_DESCRIPTION OF THE TASK_
Using the entries that follow, count the lines containing the word "sind" and give that number by itself.

::::::::::

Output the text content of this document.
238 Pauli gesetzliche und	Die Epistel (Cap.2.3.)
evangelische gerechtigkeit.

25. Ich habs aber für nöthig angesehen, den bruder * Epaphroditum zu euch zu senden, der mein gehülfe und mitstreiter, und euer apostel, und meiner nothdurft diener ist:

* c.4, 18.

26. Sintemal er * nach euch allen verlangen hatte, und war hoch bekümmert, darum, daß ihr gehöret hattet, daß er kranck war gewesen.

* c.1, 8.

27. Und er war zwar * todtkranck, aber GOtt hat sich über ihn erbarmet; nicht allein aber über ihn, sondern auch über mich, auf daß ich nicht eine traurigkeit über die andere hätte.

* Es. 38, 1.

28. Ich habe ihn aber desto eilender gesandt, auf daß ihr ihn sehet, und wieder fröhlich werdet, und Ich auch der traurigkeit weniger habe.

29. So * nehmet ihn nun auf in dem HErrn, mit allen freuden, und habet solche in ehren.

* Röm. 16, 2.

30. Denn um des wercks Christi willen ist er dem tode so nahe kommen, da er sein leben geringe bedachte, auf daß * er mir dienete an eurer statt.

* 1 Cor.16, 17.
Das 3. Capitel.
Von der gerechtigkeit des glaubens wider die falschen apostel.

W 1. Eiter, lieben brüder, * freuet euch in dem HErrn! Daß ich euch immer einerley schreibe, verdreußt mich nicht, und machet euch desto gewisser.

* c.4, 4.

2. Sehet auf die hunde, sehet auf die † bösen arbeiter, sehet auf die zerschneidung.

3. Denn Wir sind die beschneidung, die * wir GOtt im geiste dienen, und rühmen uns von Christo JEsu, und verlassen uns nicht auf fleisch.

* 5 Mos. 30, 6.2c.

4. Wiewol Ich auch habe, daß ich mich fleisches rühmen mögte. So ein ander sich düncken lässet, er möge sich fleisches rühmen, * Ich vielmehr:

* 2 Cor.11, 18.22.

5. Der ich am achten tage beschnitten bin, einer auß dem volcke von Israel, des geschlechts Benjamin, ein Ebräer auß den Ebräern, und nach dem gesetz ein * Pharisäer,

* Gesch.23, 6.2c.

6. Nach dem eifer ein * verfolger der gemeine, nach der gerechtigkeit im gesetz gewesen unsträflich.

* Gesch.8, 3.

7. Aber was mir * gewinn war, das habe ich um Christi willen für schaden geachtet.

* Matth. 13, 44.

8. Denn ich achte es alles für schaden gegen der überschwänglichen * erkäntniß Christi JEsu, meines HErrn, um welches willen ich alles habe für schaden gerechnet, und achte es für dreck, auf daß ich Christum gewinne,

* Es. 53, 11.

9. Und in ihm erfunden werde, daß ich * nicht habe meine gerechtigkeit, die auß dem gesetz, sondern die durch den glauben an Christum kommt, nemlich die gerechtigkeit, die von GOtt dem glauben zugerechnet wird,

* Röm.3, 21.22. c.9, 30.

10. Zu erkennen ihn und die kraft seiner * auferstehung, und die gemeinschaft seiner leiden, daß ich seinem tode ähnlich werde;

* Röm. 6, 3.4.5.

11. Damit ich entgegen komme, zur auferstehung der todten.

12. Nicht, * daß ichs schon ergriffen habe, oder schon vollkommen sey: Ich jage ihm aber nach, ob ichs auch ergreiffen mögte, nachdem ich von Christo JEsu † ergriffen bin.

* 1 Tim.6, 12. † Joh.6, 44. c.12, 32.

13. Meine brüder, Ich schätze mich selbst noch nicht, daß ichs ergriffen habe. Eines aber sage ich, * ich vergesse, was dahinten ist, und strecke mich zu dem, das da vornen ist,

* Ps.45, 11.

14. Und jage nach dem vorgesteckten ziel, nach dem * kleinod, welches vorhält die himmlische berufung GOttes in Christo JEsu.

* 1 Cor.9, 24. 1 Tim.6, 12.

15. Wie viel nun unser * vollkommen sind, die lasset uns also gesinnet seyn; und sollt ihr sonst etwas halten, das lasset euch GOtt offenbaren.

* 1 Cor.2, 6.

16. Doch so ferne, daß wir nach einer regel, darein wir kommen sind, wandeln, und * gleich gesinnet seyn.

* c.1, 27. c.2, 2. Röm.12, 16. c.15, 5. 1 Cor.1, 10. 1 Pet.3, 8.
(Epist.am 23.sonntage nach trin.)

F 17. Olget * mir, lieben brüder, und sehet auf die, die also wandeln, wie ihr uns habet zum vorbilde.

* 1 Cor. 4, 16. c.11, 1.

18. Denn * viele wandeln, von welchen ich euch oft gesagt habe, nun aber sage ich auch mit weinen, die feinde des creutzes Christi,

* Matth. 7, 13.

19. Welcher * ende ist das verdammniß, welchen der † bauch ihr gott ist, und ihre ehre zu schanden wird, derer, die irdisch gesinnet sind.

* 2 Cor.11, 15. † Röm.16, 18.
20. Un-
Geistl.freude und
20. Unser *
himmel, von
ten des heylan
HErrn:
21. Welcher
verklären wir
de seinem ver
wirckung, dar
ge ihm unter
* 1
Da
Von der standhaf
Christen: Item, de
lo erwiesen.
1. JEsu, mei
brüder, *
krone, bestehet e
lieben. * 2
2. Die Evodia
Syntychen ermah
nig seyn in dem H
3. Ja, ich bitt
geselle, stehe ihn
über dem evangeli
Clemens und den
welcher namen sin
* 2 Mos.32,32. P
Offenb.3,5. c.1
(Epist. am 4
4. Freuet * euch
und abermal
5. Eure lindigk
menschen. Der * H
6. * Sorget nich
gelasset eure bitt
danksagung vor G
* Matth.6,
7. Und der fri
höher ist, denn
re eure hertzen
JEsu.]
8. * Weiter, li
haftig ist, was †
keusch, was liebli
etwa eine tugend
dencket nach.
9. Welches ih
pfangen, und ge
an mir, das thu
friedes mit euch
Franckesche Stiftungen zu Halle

::::::::::

_CORRECT ANSWER_
4